**Task statement:** The records that follow are to be transcribed in full, without their images.

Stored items
┄┄┄┄┄┄┄┄┄┄┄┄┄┄┄┄┄┄┄┄

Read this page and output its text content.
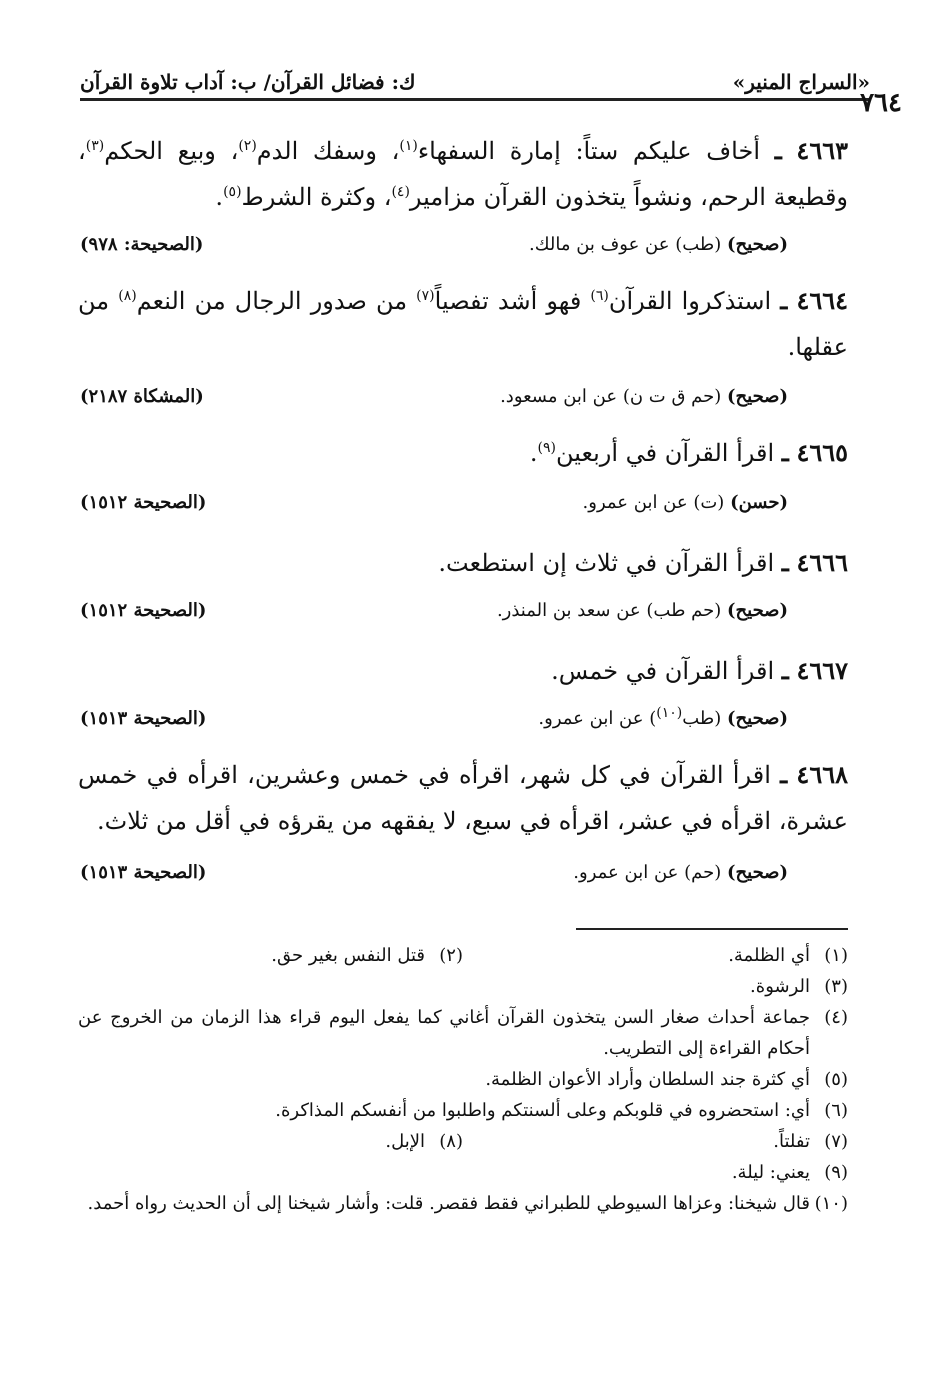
«السراج المنير»
ك: فضائل القرآن/ ب: آداب تلاوة القرآن
٧٦٤
٤٦٦٣ ـ أخاف عليكم ستاً: إمارة السفهاء$^{(١)}$، وسفك الدم$^{(٢)}$، وبيع الحكم$^{(٣)}$، وقطيعة الرحم، ونشواً يتخذون القرآن مزامير$^{(٤)}$، وكثرة الشرط$^{(٥)}$.
(صحيح) (طب) عن عوف بن مالك.
(الصحيحة: ٩٧٨)
٤٦٦٤ ـ استذكروا القرآن$^{(٦)}$ فهو أشد تفصياً$^{(٧)}$ من صدور الرجال من النعم$^{(٨)}$ من عقلها.
(صحيح) (حم ق ت ن) عن ابن مسعود.
(المشكاة ٢١٨٧)
٤٦٦٥ ـ اقرأ القرآن في أربعين$^{(٩)}$.
(حسن) (ت) عن ابن عمرو.
(الصحيحة ١٥١٢)
٤٦٦٦ ـ اقرأ القرآن في ثلاث إن استطعت.
(صحيح) (حم طب) عن سعد بن المنذر.
(الصحيحة ١٥١٢)
٤٦٦٧ ـ اقرأ القرآن في خمس.
(صحيح) (طب$^{(١٠)}$) عن ابن عمرو.
(الصحيحة ١٥١٣)
٤٦٦٨ ـ اقرأ القرآن في كل شهر، اقرأه في خمس وعشرين، اقرأه في خمس عشرة، اقرأه في عشر، اقرأه في سبع، لا يفقهه من يقرؤه في أقل من ثلاث.
(صحيح) (حم) عن ابن عمرو.
(الصحيحة ١٥١٣)
(١)
أي الظلمة.
(٢)
قتل النفس بغير حق.
(٣)
الرشوة.
(٤)
جماعة أحداث صغار السن يتخذون القرآن أغاني كما يفعل اليوم قراء هذا الزمان من الخروج عن أحكام القراءة إلى التطريب.
(٥)
أي كثرة جند السلطان وأراد الأعوان الظلمة.
(٦)
أي: استحضروه في قلوبكم وعلى ألسنتكم واطلبوا من أنفسكم المذاكرة.
(٧)
تفلتاً.
(٨)
الإبل.
(٩)
يعني: ليلة.
(١٠)
قال شيخنا: وعزاها السيوطي للطبراني فقط فقصر. قلت: وأشار شيخنا إلى أن الحديث رواه أحمد.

┄┄┄┄┄┄┄┄┄┄┄┄┄┄┄┄┄┄┄┄

**Written response:**
Read this page and output its text content.
«السراج المنير»
ك: فضائل القرآن/ ب: آداب تلاوة القرآن
٧٦٤
٤٦٦٣ ـ أخاف عليكم ستاً: إمارة السفهاء$^{(١)}$، وسفك الدم$^{(٢)}$، وبيع الحكم$^{(٣)}$، وقطيعة الرحم، ونشواً يتخذون القرآن مزامير$^{(٤)}$، وكثرة الشرط$^{(٥)}$.
(صحيح) (طب) عن عوف بن مالك.
(الصحيحة: ٩٧٨)
٤٦٦٤ ـ استذكروا القرآن$^{(٦)}$ فهو أشد تفصياً$^{(٧)}$ من صدور الرجال من النعم$^{(٨)}$ من عقلها.
(صحيح) (حم ق ت ن) عن ابن مسعود.
(المشكاة ٢١٨٧)
٤٦٦٥ ـ اقرأ القرآن في أربعين$^{(٩)}$.
(حسن) (ت) عن ابن عمرو.
(الصحيحة ١٥١٢)
٤٦٦٦ ـ اقرأ القرآن في ثلاث إن استطعت.
(صحيح) (حم طب) عن سعد بن المنذر.
(الصحيحة ١٥١٢)
٤٦٦٧ ـ اقرأ القرآن في خمس.
(صحيح) (طب$^{(١٠)}$) عن ابن عمرو.
(الصحيحة ١٥١٣)
٤٦٦٨ ـ اقرأ القرآن في كل شهر، اقرأه في خمس وعشرين، اقرأه في خمس عشرة، اقرأه في عشر، اقرأه في سبع، لا يفقهه من يقرؤه في أقل من ثلاث.
(صحيح) (حم) عن ابن عمرو.
(الصحيحة ١٥١٣)
(١)
أي الظلمة.
(٢)
قتل النفس بغير حق.
(٣)
الرشوة.
(٤)
جماعة أحداث صغار السن يتخذون القرآن أغاني كما يفعل اليوم قراء هذا الزمان من الخروج عن أحكام القراءة إلى التطريب.
(٥)
أي كثرة جند السلطان وأراد الأعوان الظلمة.
(٦)
أي: استحضروه في قلوبكم وعلى ألسنتكم واطلبوا من أنفسكم المذاكرة.
(٧)
تفلتاً.
(٨)
الإبل.
(٩)
يعني: ليلة.
(١٠)
قال شيخنا: وعزاها السيوطي للطبراني فقط فقصر. قلت: وأشار شيخنا إلى أن الحديث رواه أحمد.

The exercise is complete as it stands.